Read through the entries below and return each line with the word "Daily".

**TASK INPUT:**

*****

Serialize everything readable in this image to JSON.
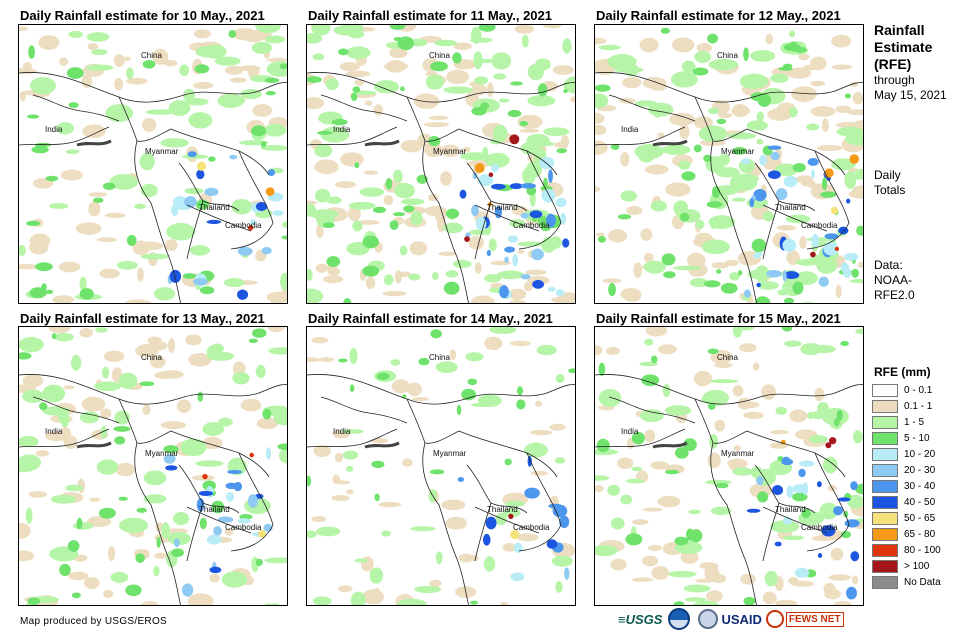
{
  "panels": [
    {
      "title": "Daily Rainfall estimate for 10 May., 2021",
      "labels": {
        "china": "China",
        "india": "India",
        "myanmar": "Myanmar",
        "thailand": "Thailand",
        "cambodia": "Cambodia"
      },
      "rain_level": "moderate"
    },
    {
      "title": "Daily Rainfall estimate for 11 May., 2021",
      "labels": {
        "china": "China",
        "india": "India",
        "myanmar": "Myanmar",
        "thailand": "Thailand",
        "cambodia": "Cambodia"
      },
      "rain_level": "heavy"
    },
    {
      "title": "Daily Rainfall estimate for 12 May., 2021",
      "labels": {
        "china": "China",
        "india": "India",
        "myanmar": "Myanmar",
        "thailand": "Thailand",
        "cambodia": "Cambodia"
      },
      "rain_level": "heavy"
    },
    {
      "title": "Daily Rainfall estimate for 13 May., 2021",
      "labels": {
        "china": "China",
        "india": "India",
        "myanmar": "Myanmar",
        "thailand": "Thailand",
        "cambodia": "Cambodia"
      },
      "rain_level": "moderate"
    },
    {
      "title": "Daily Rainfall estimate for 14 May., 2021",
      "labels": {
        "china": "China",
        "india": "India",
        "myanmar": "Myanmar",
        "thailand": "Thailand",
        "cambodia": "Cambodia"
      },
      "rain_level": "light"
    },
    {
      "title": "Daily Rainfall estimate for 15 May., 2021",
      "labels": {
        "china": "China",
        "india": "India",
        "myanmar": "Myanmar",
        "thailand": "Thailand",
        "cambodia": "Cambodia"
      },
      "rain_level": "moderate"
    }
  ],
  "sidebar": {
    "title_line1": "Rainfall",
    "title_line2": "Estimate",
    "title_line3": "(RFE)",
    "through": "through",
    "through_date": "May 15, 2021",
    "totals_line1": "Daily",
    "totals_line2": "Totals",
    "data_line1": "Data:",
    "data_line2": "NOAA-",
    "data_line3": "RFE2.0"
  },
  "legend": {
    "title": "RFE (mm)",
    "items": [
      {
        "label": "0 - 0.1",
        "color": "#ffffff"
      },
      {
        "label": "0.1 - 1",
        "color": "#ecdcbf"
      },
      {
        "label": "1 - 5",
        "color": "#b6f5a8"
      },
      {
        "label": "5 - 10",
        "color": "#6ee26a"
      },
      {
        "label": "10 - 20",
        "color": "#b8ecf7"
      },
      {
        "label": "20 - 30",
        "color": "#8ecaf2"
      },
      {
        "label": "30 - 40",
        "color": "#4d96ee"
      },
      {
        "label": "40 - 50",
        "color": "#1c55e0"
      },
      {
        "label": "50 - 65",
        "color": "#f6e27a"
      },
      {
        "label": "65 - 80",
        "color": "#f59a16"
      },
      {
        "label": "80 - 100",
        "color": "#e0360f"
      },
      {
        "label": "> 100",
        "color": "#a5161a"
      },
      {
        "label": "No Data",
        "color": "#8c8c8c"
      }
    ]
  },
  "footer": {
    "credit": "Map produced by USGS/EROS",
    "usgs": "≡USGS",
    "usaid": "USAID",
    "fewsnet": "FEWS NET"
  }
}
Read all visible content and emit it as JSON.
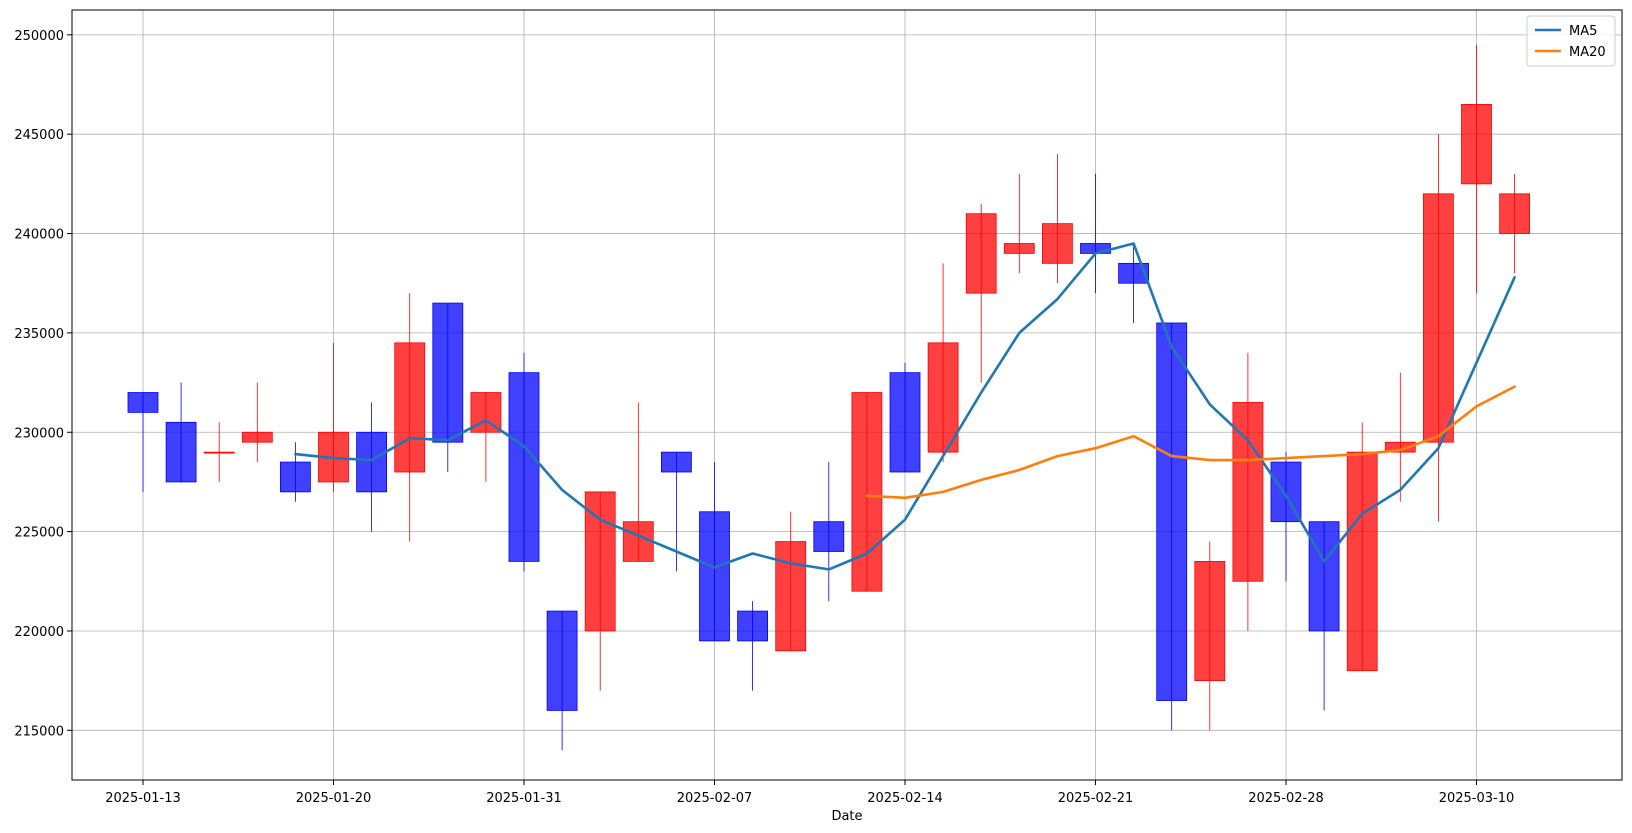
{
  "chart_data": {
    "type": "candlestick",
    "xlabel": "Date",
    "ylabel": "",
    "ylim": [
      212500,
      251250
    ],
    "yticks": [
      215000,
      220000,
      225000,
      230000,
      235000,
      240000,
      245000,
      250000
    ],
    "xticks": [
      {
        "index": 0,
        "label": "2025-01-13"
      },
      {
        "index": 5,
        "label": "2025-01-20"
      },
      {
        "index": 10,
        "label": "2025-01-31"
      },
      {
        "index": 15,
        "label": "2025-02-07"
      },
      {
        "index": 20,
        "label": "2025-02-14"
      },
      {
        "index": 25,
        "label": "2025-02-21"
      },
      {
        "index": 30,
        "label": "2025-02-28"
      },
      {
        "index": 35,
        "label": "2025-03-10"
      }
    ],
    "grid": true,
    "legend_position": "top-right",
    "up_color": "#ff0000",
    "down_color": "#0000ff",
    "candles": [
      {
        "open": 232000,
        "close": 231000,
        "high": 232000,
        "low": 227000
      },
      {
        "open": 230500,
        "close": 227500,
        "high": 232500,
        "low": 227500
      },
      {
        "open": 229000,
        "close": 229000,
        "high": 230500,
        "low": 227500
      },
      {
        "open": 229500,
        "close": 230000,
        "high": 232500,
        "low": 228500
      },
      {
        "open": 228500,
        "close": 227000,
        "high": 229500,
        "low": 226500
      },
      {
        "open": 227500,
        "close": 230000,
        "high": 234500,
        "low": 227000
      },
      {
        "open": 230000,
        "close": 227000,
        "high": 231500,
        "low": 225000
      },
      {
        "open": 228000,
        "close": 234500,
        "high": 237000,
        "low": 224500
      },
      {
        "open": 236500,
        "close": 229500,
        "high": 236500,
        "low": 228000
      },
      {
        "open": 230000,
        "close": 232000,
        "high": 232000,
        "low": 227500
      },
      {
        "open": 233000,
        "close": 223500,
        "high": 234000,
        "low": 223000
      },
      {
        "open": 221000,
        "close": 216000,
        "high": 221000,
        "low": 214000
      },
      {
        "open": 220000,
        "close": 227000,
        "high": 227000,
        "low": 217000
      },
      {
        "open": 223500,
        "close": 225500,
        "high": 231500,
        "low": 223500
      },
      {
        "open": 229000,
        "close": 228000,
        "high": 229000,
        "low": 223000
      },
      {
        "open": 226000,
        "close": 219500,
        "high": 228500,
        "low": 219500
      },
      {
        "open": 221000,
        "close": 219500,
        "high": 221500,
        "low": 217000
      },
      {
        "open": 219000,
        "close": 224500,
        "high": 226000,
        "low": 219000
      },
      {
        "open": 225500,
        "close": 224000,
        "high": 228500,
        "low": 221500
      },
      {
        "open": 222000,
        "close": 232000,
        "high": 232000,
        "low": 222000
      },
      {
        "open": 233000,
        "close": 228000,
        "high": 233500,
        "low": 228000
      },
      {
        "open": 229000,
        "close": 234500,
        "high": 238500,
        "low": 228500
      },
      {
        "open": 237000,
        "close": 241000,
        "high": 241500,
        "low": 232500
      },
      {
        "open": 239000,
        "close": 239500,
        "high": 243000,
        "low": 238000
      },
      {
        "open": 238500,
        "close": 240500,
        "high": 244000,
        "low": 237500
      },
      {
        "open": 239500,
        "close": 239000,
        "high": 243000,
        "low": 237000
      },
      {
        "open": 238500,
        "close": 237500,
        "high": 239500,
        "low": 235500
      },
      {
        "open": 235500,
        "close": 216500,
        "high": 235500,
        "low": 215000
      },
      {
        "open": 217500,
        "close": 223500,
        "high": 224500,
        "low": 215000
      },
      {
        "open": 222500,
        "close": 231500,
        "high": 234000,
        "low": 220000
      },
      {
        "open": 228500,
        "close": 225500,
        "high": 229000,
        "low": 222500
      },
      {
        "open": 225500,
        "close": 220000,
        "high": 225500,
        "low": 216000
      },
      {
        "open": 218000,
        "close": 229000,
        "high": 230500,
        "low": 218000
      },
      {
        "open": 229000,
        "close": 229500,
        "high": 233000,
        "low": 226500
      },
      {
        "open": 229500,
        "close": 242000,
        "high": 245000,
        "low": 225500
      },
      {
        "open": 242500,
        "close": 246500,
        "high": 249500,
        "low": 237000
      },
      {
        "open": 240000,
        "close": 242000,
        "high": 243000,
        "low": 238000
      }
    ],
    "series": [
      {
        "name": "MA5",
        "color": "#1f77b4",
        "start_index": 4,
        "values": [
          228900,
          228700,
          228600,
          229700,
          229600,
          230600,
          229300,
          227100,
          225600,
          224800,
          224000,
          223200,
          223900,
          223400,
          223100,
          223900,
          225600,
          228800,
          232000,
          235000,
          236700,
          239000,
          239500,
          234300,
          231400,
          229600,
          226800,
          223500,
          225900,
          227100,
          229200,
          233500,
          237800
        ]
      },
      {
        "name": "MA20",
        "color": "#ff7f0e",
        "start_index": 19,
        "values": [
          226800,
          226700,
          227000,
          227600,
          228100,
          228800,
          229200,
          229800,
          228800,
          228600,
          228600,
          228700,
          228800,
          228900,
          229100,
          229800,
          231300,
          232300
        ]
      }
    ]
  }
}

*****

**TASK RESPONSE:**
      "title": "Daily Rainfall estimate for 10 May., 2021",
      "title": "Daily Rainfall estimate for 11 May., 2021",
      "title": "Daily Rainfall estimate for 12 May., 2021",
      "title": "Daily Rainfall estimate for 13 May., 2021",
      "title": "Daily Rainfall estimate for 14 May., 2021",
      "title": "Daily Rainfall estimate for 15 May., 2021",
    "totals_line1": "Daily",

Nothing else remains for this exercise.